Element box records:

* BEGIN *

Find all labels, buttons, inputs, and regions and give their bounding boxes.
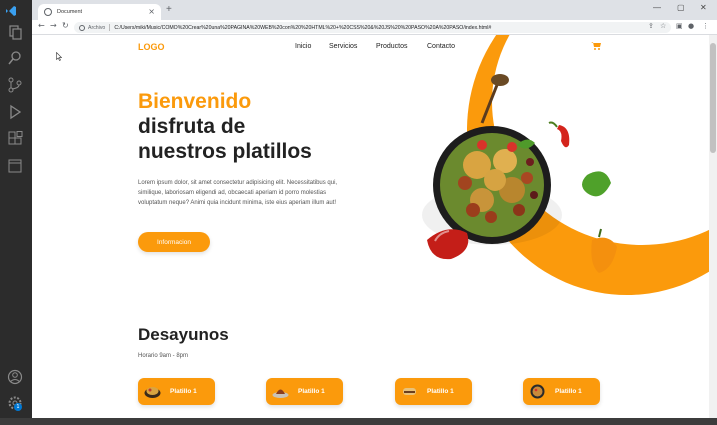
platillo-card-1[interactable]: Platillo 1 <box>138 378 215 405</box>
address-bar[interactable]: Archivo C:/Users/miki/Music/COMO%20Crear… <box>74 22 671 33</box>
page-scrollbar[interactable] <box>709 35 717 425</box>
hero-title-line-2: disfruta de <box>138 115 246 138</box>
platillo-card-2[interactable]: Platillo 1 <box>266 378 343 405</box>
page-viewport: LOGO Inicio Servicios Productos Contacto… <box>32 35 717 425</box>
globe-icon <box>44 8 52 16</box>
side-panel-icon[interactable]: ▣ <box>676 23 683 30</box>
back-button[interactable]: ← <box>38 22 45 30</box>
desayunos-schedule: Horario 9am - 8pm <box>138 353 189 359</box>
vscode-status-bar <box>0 418 717 425</box>
platillo-card-4[interactable]: Platillo 1 <box>523 378 600 405</box>
browser-toolbar: ← → ↻ Archivo C:/Users/miki/Music/COMO%2… <box>32 20 717 35</box>
source-control-icon[interactable] <box>7 77 23 93</box>
url-separator <box>109 24 111 31</box>
url-text: C:/Users/miki/Music/COMO%20Crear%20una%2… <box>114 24 492 31</box>
platillo-label: Platillo 1 <box>555 388 582 395</box>
vscode-logo-icon <box>6 6 16 16</box>
screen: 1 Document × + — ▢ ✕ ← → ↻ Archivo C:/Us… <box>0 0 717 425</box>
tab-title: Document <box>57 9 83 15</box>
scrollbar-thumb[interactable] <box>710 43 716 153</box>
profile-icon[interactable]: ● <box>688 23 694 30</box>
browser-window: Document × + — ▢ ✕ ← → ↻ Archivo C:/User… <box>32 0 717 425</box>
new-tab-button[interactable]: + <box>166 5 172 15</box>
dish-thumbnail <box>272 389 289 398</box>
site-logo[interactable]: LOGO <box>138 42 165 52</box>
info-icon[interactable] <box>79 24 85 31</box>
hero-title-line-3: nuestros platillos <box>138 140 312 163</box>
dish-thumbnail <box>530 384 545 399</box>
nav-item-servicios[interactable]: Servicios <box>329 43 357 50</box>
search-icon[interactable] <box>7 50 23 66</box>
food-bowl-image <box>422 74 617 273</box>
notification-badge: 1 <box>14 403 22 411</box>
kebab-menu-icon[interactable]: ⋮ <box>702 23 709 30</box>
extensions-icon[interactable] <box>7 131 23 147</box>
dish-thumbnail <box>144 387 161 398</box>
reload-button[interactable]: ↻ <box>62 22 69 30</box>
desayunos-heading: Desayunos <box>138 325 229 344</box>
mouse-cursor-icon <box>56 52 62 61</box>
platillo-label: Platillo 1 <box>427 388 454 395</box>
run-debug-icon[interactable] <box>7 104 23 120</box>
account-icon[interactable] <box>7 369 23 385</box>
bookmark-star-icon[interactable]: ☆ <box>660 23 666 30</box>
vscode-activity-bar <box>0 0 32 425</box>
nav-item-inicio[interactable]: Inicio <box>295 43 311 50</box>
remote-icon[interactable] <box>7 158 23 174</box>
hero-title-welcome: Bienvenido <box>138 90 252 113</box>
cart-icon[interactable] <box>591 41 601 50</box>
informacion-button[interactable]: Informacion <box>138 232 210 252</box>
file-scheme-label: Archivo <box>88 24 106 31</box>
forward-button[interactable]: → <box>50 22 57 30</box>
hero-description: Lorem ipsum dolor, sit amet consectetur … <box>138 180 338 206</box>
explorer-icon[interactable] <box>7 24 23 40</box>
browser-tab[interactable]: Document × <box>38 4 161 20</box>
nav-item-contacto[interactable]: Contacto <box>427 43 455 50</box>
platillo-label: Platillo 1 <box>298 388 325 395</box>
platillo-card-3[interactable]: Platillo 1 <box>395 378 472 405</box>
minimize-button[interactable]: — <box>653 4 661 12</box>
platillo-label: Platillo 1 <box>170 388 197 395</box>
nav-item-productos[interactable]: Productos <box>376 43 408 50</box>
share-icon[interactable]: ⇪ <box>648 23 654 30</box>
maximize-button[interactable]: ▢ <box>677 4 685 12</box>
tab-close-icon[interactable]: × <box>148 8 155 16</box>
tab-strip: Document × + — ▢ ✕ <box>32 0 717 20</box>
close-window-button[interactable]: ✕ <box>700 4 707 12</box>
dish-thumbnail <box>403 388 416 395</box>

* END *

**EXERCISE**:
Return the lines of the data verbatim, from the line containing "platillo-card-1[interactable]: Platillo 1" up to and including the line containing "globe-icon <box>44 8 52 16</box>".

**RESULT FOR THIS EXERCISE**:
platillo-card-1[interactable]: Platillo 1 <box>138 378 215 405</box>
address-bar[interactable]: Archivo C:/Users/miki/Music/COMO%20Crear… <box>74 22 671 33</box>
page-scrollbar[interactable] <box>709 35 717 425</box>
hero-title-line-2: disfruta de <box>138 115 246 138</box>
platillo-card-2[interactable]: Platillo 1 <box>266 378 343 405</box>
page-viewport: LOGO Inicio Servicios Productos Contacto… <box>32 35 717 425</box>
globe-icon <box>44 8 52 16</box>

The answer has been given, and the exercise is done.